Data excerpts
##########

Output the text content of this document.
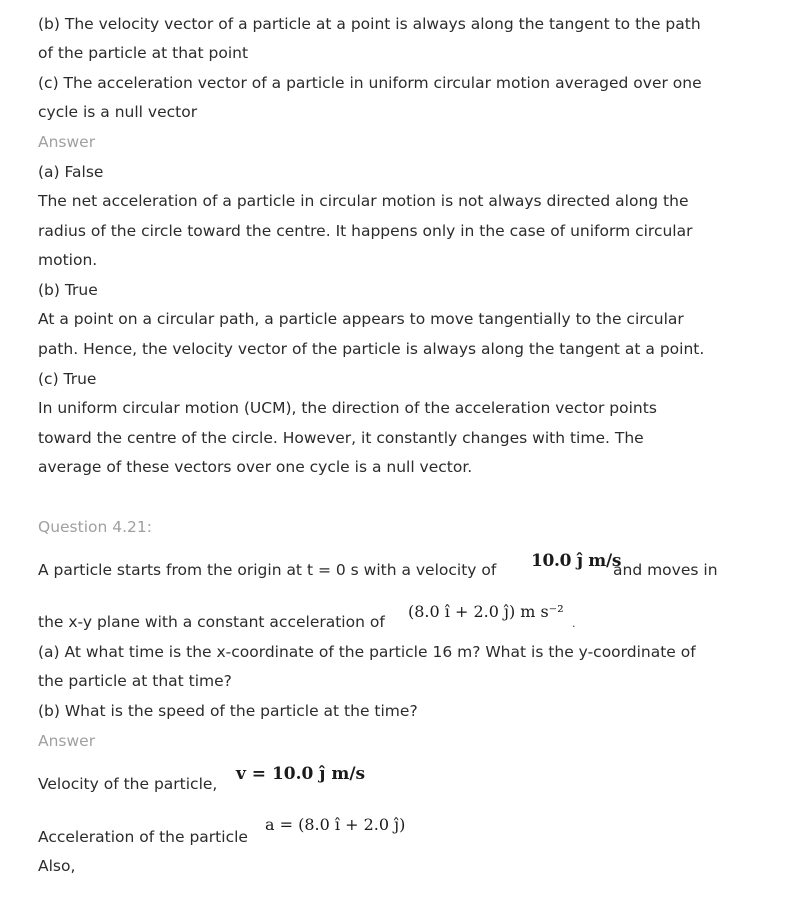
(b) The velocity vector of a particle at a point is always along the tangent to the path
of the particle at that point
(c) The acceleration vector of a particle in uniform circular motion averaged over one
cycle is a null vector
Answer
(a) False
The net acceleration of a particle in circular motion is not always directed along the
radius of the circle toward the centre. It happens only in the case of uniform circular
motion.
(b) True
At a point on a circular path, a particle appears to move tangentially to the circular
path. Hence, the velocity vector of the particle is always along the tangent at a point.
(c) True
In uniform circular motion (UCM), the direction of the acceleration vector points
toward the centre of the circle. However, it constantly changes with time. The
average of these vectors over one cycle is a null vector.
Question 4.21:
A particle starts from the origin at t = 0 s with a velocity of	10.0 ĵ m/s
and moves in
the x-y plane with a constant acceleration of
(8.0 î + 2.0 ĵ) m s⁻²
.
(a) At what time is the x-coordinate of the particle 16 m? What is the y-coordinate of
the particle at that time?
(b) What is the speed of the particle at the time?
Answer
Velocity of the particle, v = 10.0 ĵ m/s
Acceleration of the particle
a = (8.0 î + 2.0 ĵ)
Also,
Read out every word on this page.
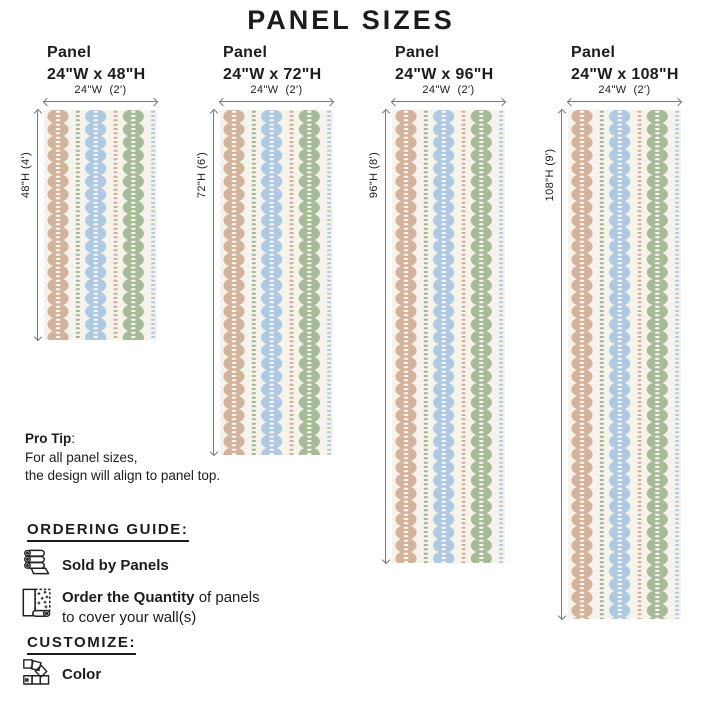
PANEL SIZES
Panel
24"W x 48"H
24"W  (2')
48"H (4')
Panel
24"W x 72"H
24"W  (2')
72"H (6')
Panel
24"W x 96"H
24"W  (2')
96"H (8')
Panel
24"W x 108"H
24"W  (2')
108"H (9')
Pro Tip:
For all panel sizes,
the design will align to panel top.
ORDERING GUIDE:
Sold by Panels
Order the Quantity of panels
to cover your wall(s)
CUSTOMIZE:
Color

##########

■ **TASK INSTRUCTIONS**:
Output the data exactly. Pictures don't belong in the result.

■ **COMPLETE ANSWER**:
Output the text content of this document.
(b) The velocity vector of a particle at a point is always along the tangent to the path
of the particle at that point
(c) The acceleration vector of a particle in uniform circular motion averaged over one
cycle is a null vector
Answer
(a) False
The net acceleration of a particle in circular motion is not always directed along the
radius of the circle toward the centre. It happens only in the case of uniform circular
motion.
(b) True
At a point on a circular path, a particle appears to move tangentially to the circular
path. Hence, the velocity vector of the particle is always along the tangent at a point.
(c) True
In uniform circular motion (UCM), the direction of the acceleration vector points
toward the centre of the circle. However, it constantly changes with time. The
average of these vectors over one cycle is a null vector.
Question 4.21:
A particle starts from the origin at t = 0 s with a velocity of	10.0 ĵ m/s
and moves in
the x-y plane with a constant acceleration of
(8.0 î + 2.0 ĵ) m s⁻²
.
(a) At what time is the x-coordinate of the particle 16 m? What is the y-coordinate of
the particle at that time?
(b) What is the speed of the particle at the time?
Answer
Velocity of the particle, v = 10.0 ĵ m/s
Acceleration of the particle
a = (8.0 î + 2.0 ĵ)
Also,
Read out every word on this page.
PANEL SIZES
Panel
24"W x 48"H
24"W  (2')
48"H (4')
Panel
24"W x 72"H
24"W  (2')
72"H (6')
Panel
24"W x 96"H
24"W  (2')
96"H (8')
Panel
24"W x 108"H
24"W  (2')
108"H (9')
Pro Tip:
For all panel sizes,
the design will align to panel top.
ORDERING GUIDE:
Sold by Panels
Order the Quantity of panels
to cover your wall(s)
CUSTOMIZE:
Color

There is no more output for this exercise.